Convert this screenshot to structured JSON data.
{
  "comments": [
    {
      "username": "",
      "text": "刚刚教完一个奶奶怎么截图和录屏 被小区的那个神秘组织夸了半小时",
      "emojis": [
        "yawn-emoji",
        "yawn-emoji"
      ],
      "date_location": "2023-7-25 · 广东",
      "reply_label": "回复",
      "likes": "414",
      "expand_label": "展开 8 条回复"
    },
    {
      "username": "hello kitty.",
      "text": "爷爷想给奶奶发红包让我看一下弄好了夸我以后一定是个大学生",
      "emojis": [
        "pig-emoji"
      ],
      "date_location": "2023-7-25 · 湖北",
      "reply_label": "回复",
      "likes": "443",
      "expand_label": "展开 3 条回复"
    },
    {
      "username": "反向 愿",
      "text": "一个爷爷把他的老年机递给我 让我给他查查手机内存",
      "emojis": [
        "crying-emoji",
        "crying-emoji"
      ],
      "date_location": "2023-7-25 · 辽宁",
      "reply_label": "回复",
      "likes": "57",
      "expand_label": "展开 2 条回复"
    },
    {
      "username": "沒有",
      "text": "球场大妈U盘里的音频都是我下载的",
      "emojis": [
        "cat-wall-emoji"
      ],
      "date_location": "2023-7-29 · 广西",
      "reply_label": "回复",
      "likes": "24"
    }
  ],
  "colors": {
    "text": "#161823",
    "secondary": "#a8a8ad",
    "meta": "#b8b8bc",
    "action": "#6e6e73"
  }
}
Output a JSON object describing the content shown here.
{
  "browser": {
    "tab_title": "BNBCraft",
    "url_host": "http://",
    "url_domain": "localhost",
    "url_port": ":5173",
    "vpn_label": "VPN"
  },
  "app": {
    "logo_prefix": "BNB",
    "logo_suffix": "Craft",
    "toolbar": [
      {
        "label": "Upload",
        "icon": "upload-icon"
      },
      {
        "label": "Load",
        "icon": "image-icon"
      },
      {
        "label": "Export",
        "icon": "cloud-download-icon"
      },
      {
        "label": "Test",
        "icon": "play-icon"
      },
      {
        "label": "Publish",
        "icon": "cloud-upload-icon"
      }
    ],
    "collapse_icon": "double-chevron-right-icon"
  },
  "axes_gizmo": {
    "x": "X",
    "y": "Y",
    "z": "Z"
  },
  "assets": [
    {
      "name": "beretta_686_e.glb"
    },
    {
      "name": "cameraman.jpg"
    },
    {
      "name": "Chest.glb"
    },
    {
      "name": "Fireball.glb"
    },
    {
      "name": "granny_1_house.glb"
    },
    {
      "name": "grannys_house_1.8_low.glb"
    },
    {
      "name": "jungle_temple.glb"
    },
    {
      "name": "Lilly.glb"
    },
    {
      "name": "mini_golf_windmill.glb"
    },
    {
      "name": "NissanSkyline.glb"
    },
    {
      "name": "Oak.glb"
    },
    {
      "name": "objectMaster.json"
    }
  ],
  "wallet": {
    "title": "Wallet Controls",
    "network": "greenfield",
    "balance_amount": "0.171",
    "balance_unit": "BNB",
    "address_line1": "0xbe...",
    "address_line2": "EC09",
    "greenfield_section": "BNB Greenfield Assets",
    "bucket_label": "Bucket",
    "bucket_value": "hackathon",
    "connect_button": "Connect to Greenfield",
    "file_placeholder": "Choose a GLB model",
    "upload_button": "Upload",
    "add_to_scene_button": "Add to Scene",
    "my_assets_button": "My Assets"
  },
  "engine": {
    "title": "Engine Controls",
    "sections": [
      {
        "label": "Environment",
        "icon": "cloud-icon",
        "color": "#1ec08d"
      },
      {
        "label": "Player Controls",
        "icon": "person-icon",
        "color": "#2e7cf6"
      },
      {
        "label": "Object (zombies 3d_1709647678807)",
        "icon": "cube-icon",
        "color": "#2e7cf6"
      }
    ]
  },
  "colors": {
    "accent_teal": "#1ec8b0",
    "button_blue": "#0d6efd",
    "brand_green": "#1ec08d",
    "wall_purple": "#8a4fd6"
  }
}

YOUR GOAL: The records above are to be copied in full, exactly as written.

EXERCISE ANSWER:
Convert this screenshot to structured JSON data.
{
  "comments": [
    {
      "username": "",
      "text": "刚刚教完一个奶奶怎么截图和录屏 被小区的那个神秘组织夸了半小时",
      "emojis": [
        "yawn-emoji",
        "yawn-emoji"
      ],
      "date_location": "2023-7-25 · 广东",
      "reply_label": "回复",
      "likes": "414",
      "expand_label": "展开 8 条回复"
    },
    {
      "username": "hello kitty.",
      "text": "爷爷想给奶奶发红包让我看一下弄好了夸我以后一定是个大学生",
      "emojis": [
        "pig-emoji"
      ],
      "date_location": "2023-7-25 · 湖北",
      "reply_label": "回复",
      "likes": "443",
      "expand_label": "展开 3 条回复"
    },
    {
      "username": "反向 愿",
      "text": "一个爷爷把他的老年机递给我 让我给他查查手机内存",
      "emojis": [
        "crying-emoji",
        "crying-emoji"
      ],
      "date_location": "2023-7-25 · 辽宁",
      "reply_label": "回复",
      "likes": "57",
      "expand_label": "展开 2 条回复"
    },
    {
      "username": "沒有",
      "text": "球场大妈U盘里的音频都是我下载的",
      "emojis": [
        "cat-wall-emoji"
      ],
      "date_location": "2023-7-29 · 广西",
      "reply_label": "回复",
      "likes": "24"
    }
  ],
  "colors": {
    "text": "#161823",
    "secondary": "#a8a8ad",
    "meta": "#b8b8bc",
    "action": "#6e6e73"
  }
}
Output a JSON object describing the content shown here.
{
  "browser": {
    "tab_title": "BNBCraft",
    "url_host": "http://",
    "url_domain": "localhost",
    "url_port": ":5173",
    "vpn_label": "VPN"
  },
  "app": {
    "logo_prefix": "BNB",
    "logo_suffix": "Craft",
    "toolbar": [
      {
        "label": "Upload",
        "icon": "upload-icon"
      },
      {
        "label": "Load",
        "icon": "image-icon"
      },
      {
        "label": "Export",
        "icon": "cloud-download-icon"
      },
      {
        "label": "Test",
        "icon": "play-icon"
      },
      {
        "label": "Publish",
        "icon": "cloud-upload-icon"
      }
    ],
    "collapse_icon": "double-chevron-right-icon"
  },
  "axes_gizmo": {
    "x": "X",
    "y": "Y",
    "z": "Z"
  },
  "assets": [
    {
      "name": "beretta_686_e.glb"
    },
    {
      "name": "cameraman.jpg"
    },
    {
      "name": "Chest.glb"
    },
    {
      "name": "Fireball.glb"
    },
    {
      "name": "granny_1_house.glb"
    },
    {
      "name": "grannys_house_1.8_low.glb"
    },
    {
      "name": "jungle_temple.glb"
    },
    {
      "name": "Lilly.glb"
    },
    {
      "name": "mini_golf_windmill.glb"
    },
    {
      "name": "NissanSkyline.glb"
    },
    {
      "name": "Oak.glb"
    },
    {
      "name": "objectMaster.json"
    }
  ],
  "wallet": {
    "title": "Wallet Controls",
    "network": "greenfield",
    "balance_amount": "0.171",
    "balance_unit": "BNB",
    "address_line1": "0xbe...",
    "address_line2": "EC09",
    "greenfield_section": "BNB Greenfield Assets",
    "bucket_label": "Bucket",
    "bucket_value": "hackathon",
    "connect_button": "Connect to Greenfield",
    "file_placeholder": "Choose a GLB model",
    "upload_button": "Upload",
    "add_to_scene_button": "Add to Scene",
    "my_assets_button": "My Assets"
  },
  "engine": {
    "title": "Engine Controls",
    "sections": [
      {
        "label": "Environment",
        "icon": "cloud-icon",
        "color": "#1ec08d"
      },
      {
        "label": "Player Controls",
        "icon": "person-icon",
        "color": "#2e7cf6"
      },
      {
        "label": "Object (zombies 3d_1709647678807)",
        "icon": "cube-icon",
        "color": "#2e7cf6"
      }
    ]
  },
  "colors": {
    "accent_teal": "#1ec8b0",
    "button_blue": "#0d6efd",
    "brand_green": "#1ec08d",
    "wall_purple": "#8a4fd6"
  }
}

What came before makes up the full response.